START

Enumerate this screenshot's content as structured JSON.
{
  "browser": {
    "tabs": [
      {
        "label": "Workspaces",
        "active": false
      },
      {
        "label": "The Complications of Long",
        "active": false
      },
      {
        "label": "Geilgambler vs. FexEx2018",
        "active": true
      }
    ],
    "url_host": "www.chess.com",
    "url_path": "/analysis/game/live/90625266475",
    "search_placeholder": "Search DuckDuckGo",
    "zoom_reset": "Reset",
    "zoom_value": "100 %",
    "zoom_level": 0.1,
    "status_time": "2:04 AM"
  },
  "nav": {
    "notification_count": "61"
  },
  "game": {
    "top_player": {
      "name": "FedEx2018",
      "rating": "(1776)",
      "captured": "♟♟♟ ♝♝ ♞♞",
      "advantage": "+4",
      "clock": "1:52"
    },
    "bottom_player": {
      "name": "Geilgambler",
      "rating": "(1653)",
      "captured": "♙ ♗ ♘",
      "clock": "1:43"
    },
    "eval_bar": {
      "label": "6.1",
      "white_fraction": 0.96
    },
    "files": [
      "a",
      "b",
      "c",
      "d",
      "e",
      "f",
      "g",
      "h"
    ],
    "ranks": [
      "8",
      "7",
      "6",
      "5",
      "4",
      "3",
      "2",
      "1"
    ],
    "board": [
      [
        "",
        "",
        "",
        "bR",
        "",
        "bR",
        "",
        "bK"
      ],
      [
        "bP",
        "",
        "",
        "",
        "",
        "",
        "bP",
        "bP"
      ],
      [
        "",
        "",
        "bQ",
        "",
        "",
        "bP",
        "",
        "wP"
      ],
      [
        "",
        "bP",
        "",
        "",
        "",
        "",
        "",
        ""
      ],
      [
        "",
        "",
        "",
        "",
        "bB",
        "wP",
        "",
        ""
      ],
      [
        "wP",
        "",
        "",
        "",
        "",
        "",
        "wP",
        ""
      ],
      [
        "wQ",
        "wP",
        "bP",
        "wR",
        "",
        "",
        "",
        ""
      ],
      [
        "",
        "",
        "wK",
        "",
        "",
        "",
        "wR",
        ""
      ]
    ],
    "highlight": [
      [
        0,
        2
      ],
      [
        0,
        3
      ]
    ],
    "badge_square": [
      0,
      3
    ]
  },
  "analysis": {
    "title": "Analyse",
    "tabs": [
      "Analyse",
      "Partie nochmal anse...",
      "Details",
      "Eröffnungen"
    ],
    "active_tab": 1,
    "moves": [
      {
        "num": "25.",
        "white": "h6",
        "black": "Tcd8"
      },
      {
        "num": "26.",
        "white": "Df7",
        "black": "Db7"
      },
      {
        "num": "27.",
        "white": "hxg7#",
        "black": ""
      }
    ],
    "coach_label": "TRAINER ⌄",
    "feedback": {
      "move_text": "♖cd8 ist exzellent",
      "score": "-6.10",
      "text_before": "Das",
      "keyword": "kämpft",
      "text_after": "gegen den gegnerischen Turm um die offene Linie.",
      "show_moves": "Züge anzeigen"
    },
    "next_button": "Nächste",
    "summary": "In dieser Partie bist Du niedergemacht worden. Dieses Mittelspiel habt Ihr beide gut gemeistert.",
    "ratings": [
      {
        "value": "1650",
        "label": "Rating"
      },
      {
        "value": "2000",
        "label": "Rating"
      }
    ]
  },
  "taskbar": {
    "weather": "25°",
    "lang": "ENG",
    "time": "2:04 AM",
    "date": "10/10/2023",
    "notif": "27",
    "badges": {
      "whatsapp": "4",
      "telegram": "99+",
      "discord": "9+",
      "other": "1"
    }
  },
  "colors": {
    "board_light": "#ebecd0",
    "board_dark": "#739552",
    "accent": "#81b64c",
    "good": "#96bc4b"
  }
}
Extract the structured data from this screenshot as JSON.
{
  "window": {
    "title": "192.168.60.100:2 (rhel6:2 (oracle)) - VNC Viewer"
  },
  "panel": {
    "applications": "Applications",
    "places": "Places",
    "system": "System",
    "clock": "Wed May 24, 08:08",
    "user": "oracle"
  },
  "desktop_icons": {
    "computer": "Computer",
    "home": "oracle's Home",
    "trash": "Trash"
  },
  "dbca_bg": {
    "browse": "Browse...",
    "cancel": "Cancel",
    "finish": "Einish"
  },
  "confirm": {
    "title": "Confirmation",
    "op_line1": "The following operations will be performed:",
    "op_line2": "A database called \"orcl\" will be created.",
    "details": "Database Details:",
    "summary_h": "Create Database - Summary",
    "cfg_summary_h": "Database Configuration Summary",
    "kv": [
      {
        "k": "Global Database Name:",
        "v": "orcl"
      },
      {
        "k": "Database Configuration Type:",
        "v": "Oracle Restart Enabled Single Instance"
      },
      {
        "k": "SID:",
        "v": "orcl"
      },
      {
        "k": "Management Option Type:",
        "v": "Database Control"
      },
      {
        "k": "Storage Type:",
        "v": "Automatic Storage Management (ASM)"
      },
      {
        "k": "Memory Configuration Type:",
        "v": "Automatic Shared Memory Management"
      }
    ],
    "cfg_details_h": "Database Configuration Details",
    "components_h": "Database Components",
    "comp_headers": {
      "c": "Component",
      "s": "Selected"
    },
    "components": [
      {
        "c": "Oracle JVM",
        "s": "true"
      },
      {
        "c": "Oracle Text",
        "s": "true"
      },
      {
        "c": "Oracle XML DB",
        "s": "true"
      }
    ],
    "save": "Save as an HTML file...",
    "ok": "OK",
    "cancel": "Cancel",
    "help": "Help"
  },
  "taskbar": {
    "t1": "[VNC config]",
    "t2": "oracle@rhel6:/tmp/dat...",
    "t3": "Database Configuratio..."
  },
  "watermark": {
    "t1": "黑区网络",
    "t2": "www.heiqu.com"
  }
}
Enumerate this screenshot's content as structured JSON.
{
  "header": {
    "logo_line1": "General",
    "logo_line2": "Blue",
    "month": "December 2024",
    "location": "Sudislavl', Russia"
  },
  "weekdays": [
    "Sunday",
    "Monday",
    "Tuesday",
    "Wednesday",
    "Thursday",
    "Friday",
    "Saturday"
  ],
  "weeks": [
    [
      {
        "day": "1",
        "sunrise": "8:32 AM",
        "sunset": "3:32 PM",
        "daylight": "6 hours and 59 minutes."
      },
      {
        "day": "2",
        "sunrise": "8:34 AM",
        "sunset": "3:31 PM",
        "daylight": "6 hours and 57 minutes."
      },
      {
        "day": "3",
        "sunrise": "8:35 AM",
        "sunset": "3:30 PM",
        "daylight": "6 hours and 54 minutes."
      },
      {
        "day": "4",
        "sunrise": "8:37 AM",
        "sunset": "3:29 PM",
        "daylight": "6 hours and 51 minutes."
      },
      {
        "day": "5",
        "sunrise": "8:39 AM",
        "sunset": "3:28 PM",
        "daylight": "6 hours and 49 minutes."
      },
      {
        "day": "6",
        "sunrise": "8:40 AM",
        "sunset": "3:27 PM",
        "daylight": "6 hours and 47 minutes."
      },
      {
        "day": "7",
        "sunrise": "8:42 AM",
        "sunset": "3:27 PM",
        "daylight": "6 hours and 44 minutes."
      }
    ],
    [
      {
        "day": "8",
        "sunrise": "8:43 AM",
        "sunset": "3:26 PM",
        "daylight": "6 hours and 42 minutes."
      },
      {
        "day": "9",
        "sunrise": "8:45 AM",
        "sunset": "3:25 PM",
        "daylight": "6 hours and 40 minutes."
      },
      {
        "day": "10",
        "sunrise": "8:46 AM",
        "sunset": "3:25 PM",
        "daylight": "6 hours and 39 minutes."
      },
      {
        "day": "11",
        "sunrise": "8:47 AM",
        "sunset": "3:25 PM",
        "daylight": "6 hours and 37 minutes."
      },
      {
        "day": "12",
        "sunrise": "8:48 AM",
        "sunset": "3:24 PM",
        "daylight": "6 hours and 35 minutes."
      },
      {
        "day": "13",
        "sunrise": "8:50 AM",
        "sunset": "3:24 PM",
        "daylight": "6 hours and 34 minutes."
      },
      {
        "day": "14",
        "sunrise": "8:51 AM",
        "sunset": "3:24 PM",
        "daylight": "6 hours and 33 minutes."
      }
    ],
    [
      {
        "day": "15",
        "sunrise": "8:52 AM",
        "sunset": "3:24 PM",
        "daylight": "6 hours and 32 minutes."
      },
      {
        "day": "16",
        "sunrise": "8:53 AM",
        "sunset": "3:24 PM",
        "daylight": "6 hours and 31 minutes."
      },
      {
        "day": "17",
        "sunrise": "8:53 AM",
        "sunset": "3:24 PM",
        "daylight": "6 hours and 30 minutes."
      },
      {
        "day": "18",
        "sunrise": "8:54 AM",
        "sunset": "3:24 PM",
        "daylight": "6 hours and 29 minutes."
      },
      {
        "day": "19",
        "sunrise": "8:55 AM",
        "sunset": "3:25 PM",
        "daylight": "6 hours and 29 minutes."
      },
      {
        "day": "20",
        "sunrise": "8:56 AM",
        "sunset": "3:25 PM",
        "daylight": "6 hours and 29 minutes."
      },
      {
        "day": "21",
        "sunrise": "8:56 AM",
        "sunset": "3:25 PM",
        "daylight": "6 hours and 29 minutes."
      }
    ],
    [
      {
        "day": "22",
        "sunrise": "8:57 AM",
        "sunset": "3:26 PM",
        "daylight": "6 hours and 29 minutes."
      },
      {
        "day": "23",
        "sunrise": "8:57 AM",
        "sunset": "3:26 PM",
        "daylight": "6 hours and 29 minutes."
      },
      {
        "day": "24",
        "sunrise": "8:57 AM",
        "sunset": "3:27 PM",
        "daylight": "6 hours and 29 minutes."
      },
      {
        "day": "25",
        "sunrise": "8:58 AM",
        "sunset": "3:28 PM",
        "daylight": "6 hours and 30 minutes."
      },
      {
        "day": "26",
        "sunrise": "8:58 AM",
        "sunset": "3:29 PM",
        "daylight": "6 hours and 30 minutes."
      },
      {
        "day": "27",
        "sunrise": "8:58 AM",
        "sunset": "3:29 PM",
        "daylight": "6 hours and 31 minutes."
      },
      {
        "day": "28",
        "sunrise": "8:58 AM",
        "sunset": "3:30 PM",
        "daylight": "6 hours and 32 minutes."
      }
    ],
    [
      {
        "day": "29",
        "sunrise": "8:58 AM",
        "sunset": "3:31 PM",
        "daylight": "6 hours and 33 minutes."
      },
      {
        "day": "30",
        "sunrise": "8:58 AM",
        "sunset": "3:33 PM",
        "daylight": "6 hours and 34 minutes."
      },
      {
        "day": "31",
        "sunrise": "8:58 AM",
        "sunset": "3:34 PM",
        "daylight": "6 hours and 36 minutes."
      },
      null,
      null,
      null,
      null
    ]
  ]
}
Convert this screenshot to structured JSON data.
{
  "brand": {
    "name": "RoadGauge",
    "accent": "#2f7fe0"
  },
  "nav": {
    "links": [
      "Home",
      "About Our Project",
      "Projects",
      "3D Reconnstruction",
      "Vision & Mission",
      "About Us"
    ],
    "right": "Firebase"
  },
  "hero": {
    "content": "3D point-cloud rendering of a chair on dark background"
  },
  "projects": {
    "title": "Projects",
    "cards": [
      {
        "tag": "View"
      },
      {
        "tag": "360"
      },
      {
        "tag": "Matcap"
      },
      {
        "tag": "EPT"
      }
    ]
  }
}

END

= Task =
In the records above, locate the line that contains "Convert this screenshot". Repeat it and every line after it, exactly, and nothing else.

= Exercise output =
Convert this screenshot to structured JSON data.
{
  "brand": {
    "name": "RoadGauge",
    "accent": "#2f7fe0"
  },
  "nav": {
    "links": [
      "Home",
      "About Our Project",
      "Projects",
      "3D Reconnstruction",
      "Vision & Mission",
      "About Us"
    ],
    "right": "Firebase"
  },
  "hero": {
    "content": "3D point-cloud rendering of a chair on dark background"
  },
  "projects": {
    "title": "Projects",
    "cards": [
      {
        "tag": "View"
      },
      {
        "tag": "360"
      },
      {
        "tag": "Matcap"
      },
      {
        "tag": "EPT"
      }
    ]
  }
}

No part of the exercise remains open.